▸ DIRECTIONS FOR THIS TASK
Set down each line of the data below exactly as it stands, dropping the pictures.
========
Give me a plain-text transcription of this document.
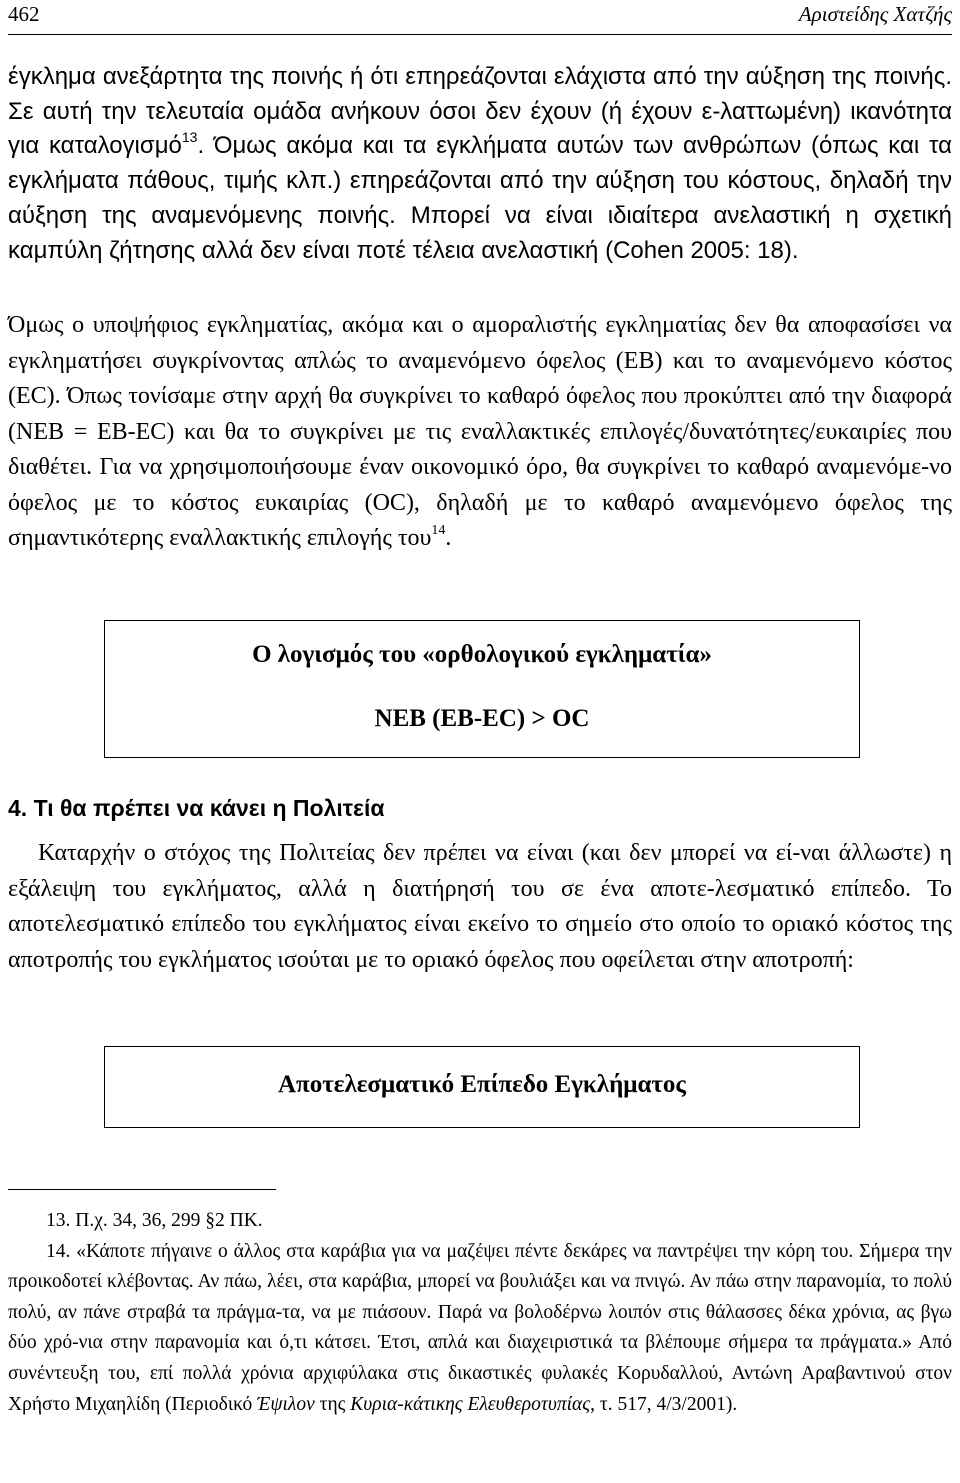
462	Αριστείδης Χατζής

έγκλημα ανεξάρτητα της ποινής ή ότι επηρεάζονται ελάχιστα από την αύξηση της ποινής. Σε αυτή την τελευταία ομάδα ανήκουν όσοι δεν έχουν (ή έχουν ε-λαττωμένη) ικανότητα για καταλογισμό$^{13}$. Όμως ακόμα και τα εγκλήματα αυτών των ανθρώπων (όπως και τα εγκλήματα πάθους, τιμής κλπ.) επηρεάζονται από την αύξηση του κόστους, δηλαδή την αύξηση της αναμενόμενης ποινής. Μπορεί να είναι ιδιαίτερα ανελαστική η σχετική καμπύλη ζήτησης αλλά δεν είναι ποτέ τέλεια ανελαστική (Cohen 2005: 18).

Όμως ο υποψήφιος εγκληματίας, ακόμα και ο αμοραλιστής εγκληματίας δεν θα αποφασίσει να εγκληματήσει συγκρίνοντας απλώς το αναμενόμενο όφελος (ΕΒ) και το αναμενόμενο κόστος (ΕC). Όπως τονίσαμε στην αρχή θα συγκρίνει το καθαρό όφελος που προκύπτει από την διαφορά (ΝΕΒ = ΕΒ-ΕC) και θα το συγκρίνει με τις εναλλακτικές επιλογές/δυνατότητες/ευκαιρίες που διαθέτει. Για να χρησιμοποιήσουμε έναν οικονομικό όρο, θα συγκρίνει το καθαρό αναμενόμε-νο όφελος με το κόστος ευκαιρίας (ΟC), δηλαδή με το καθαρό αναμενόμενο όφελος της σημαντικότερης εναλλακτικής επιλογής του$^{14}$.

Ο λογισμός του «ορθολογικού εγκληματία»
ΝΕΒ (ΕΒ-ΕC) > ΟC
4. Τι θα πρέπει να κάνει η Πολιτεία

Καταρχήν ο στόχος της Πολιτείας δεν πρέπει να είναι (και δεν μπορεί να εί-ναι άλλωστε) η εξάλειψη του εγκλήματος, αλλά η διατήρησή του σε ένα αποτε-λεσματικό επίπεδο. Το αποτελεσματικό επίπεδο του εγκλήματος είναι εκείνο το σημείο στο οποίο το οριακό κόστος της αποτροπής του εγκλήματος ισούται με το οριακό όφελος που οφείλεται στην αποτροπή:

Αποτελεσματικό Επίπεδο Εγκλήματος

13. Π.χ. 34, 36, 299 §2 ΠΚ.

14. «Κάποτε πήγαινε ο άλλος στα καράβια για να μαζέψει πέντε δεκάρες να παντρέψει την κόρη του. Σήμερα την προικοδοτεί κλέβοντας. Αν πάω, λέει, στα καράβια, μπορεί να βουλιάξει και να πνιγώ. Αν πάω στην παρανομία, το πολύ πολύ, αν πάνε στραβά τα πράγμα-τα, να με πιάσουν. Παρά να βολοδέρνω λοιπόν στις θάλασσες δέκα χρόνια, ας βγω δύο χρό-νια στην παρανομία και ό,τι κάτσει. Έτσι, απλά και διαχειριστικά τα βλέπουμε σήμερα τα πράγματα.» Από συνέντευξη του, επί πολλά χρόνια αρχιφύλακα στις δικαστικές φυλακές Κορυδαλλού, Αντώνη Αραβαντινού στον Χρήστο Μιχαηλίδη (Περιοδικό Έψιλον της Κυρια-κάτικης Ελευθεροτυπίας, τ. 517, 4/3/2001).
========
▸ RESULT FOR THIS TASK
Give me a plain-text transcription of this document.
462	Αριστείδης Χατζής

έγκλημα ανεξάρτητα της ποινής ή ότι επηρεάζονται ελάχιστα από την αύξηση της ποινής. Σε αυτή την τελευταία ομάδα ανήκουν όσοι δεν έχουν (ή έχουν ε-λαττωμένη) ικανότητα για καταλογισμό$^{13}$. Όμως ακόμα και τα εγκλήματα αυτών των ανθρώπων (όπως και τα εγκλήματα πάθους, τιμής κλπ.) επηρεάζονται από την αύξηση του κόστους, δηλαδή την αύξηση της αναμενόμενης ποινής. Μπορεί να είναι ιδιαίτερα ανελαστική η σχετική καμπύλη ζήτησης αλλά δεν είναι ποτέ τέλεια ανελαστική (Cohen 2005: 18).

Όμως ο υποψήφιος εγκληματίας, ακόμα και ο αμοραλιστής εγκληματίας δεν θα αποφασίσει να εγκληματήσει συγκρίνοντας απλώς το αναμενόμενο όφελος (ΕΒ) και το αναμενόμενο κόστος (ΕC). Όπως τονίσαμε στην αρχή θα συγκρίνει το καθαρό όφελος που προκύπτει από την διαφορά (ΝΕΒ = ΕΒ-ΕC) και θα το συγκρίνει με τις εναλλακτικές επιλογές/δυνατότητες/ευκαιρίες που διαθέτει. Για να χρησιμοποιήσουμε έναν οικονομικό όρο, θα συγκρίνει το καθαρό αναμενόμε-νο όφελος με το κόστος ευκαιρίας (ΟC), δηλαδή με το καθαρό αναμενόμενο όφελος της σημαντικότερης εναλλακτικής επιλογής του$^{14}$.

Ο λογισμός του «ορθολογικού εγκληματία»
ΝΕΒ (ΕΒ-ΕC) > ΟC
4. Τι θα πρέπει να κάνει η Πολιτεία

Καταρχήν ο στόχος της Πολιτείας δεν πρέπει να είναι (και δεν μπορεί να εί-ναι άλλωστε) η εξάλειψη του εγκλήματος, αλλά η διατήρησή του σε ένα αποτε-λεσματικό επίπεδο. Το αποτελεσματικό επίπεδο του εγκλήματος είναι εκείνο το σημείο στο οποίο το οριακό κόστος της αποτροπής του εγκλήματος ισούται με το οριακό όφελος που οφείλεται στην αποτροπή:

Αποτελεσματικό Επίπεδο Εγκλήματος

13. Π.χ. 34, 36, 299 §2 ΠΚ.

14. «Κάποτε πήγαινε ο άλλος στα καράβια για να μαζέψει πέντε δεκάρες να παντρέψει την κόρη του. Σήμερα την προικοδοτεί κλέβοντας. Αν πάω, λέει, στα καράβια, μπορεί να βουλιάξει και να πνιγώ. Αν πάω στην παρανομία, το πολύ πολύ, αν πάνε στραβά τα πράγμα-τα, να με πιάσουν. Παρά να βολοδέρνω λοιπόν στις θάλασσες δέκα χρόνια, ας βγω δύο χρό-νια στην παρανομία και ό,τι κάτσει. Έτσι, απλά και διαχειριστικά τα βλέπουμε σήμερα τα πράγματα.» Από συνέντευξη του, επί πολλά χρόνια αρχιφύλακα στις δικαστικές φυλακές Κορυδαλλού, Αντώνη Αραβαντινού στον Χρήστο Μιχαηλίδη (Περιοδικό Έψιλον της Κυρια-κάτικης Ελευθεροτυπίας, τ. 517, 4/3/2001).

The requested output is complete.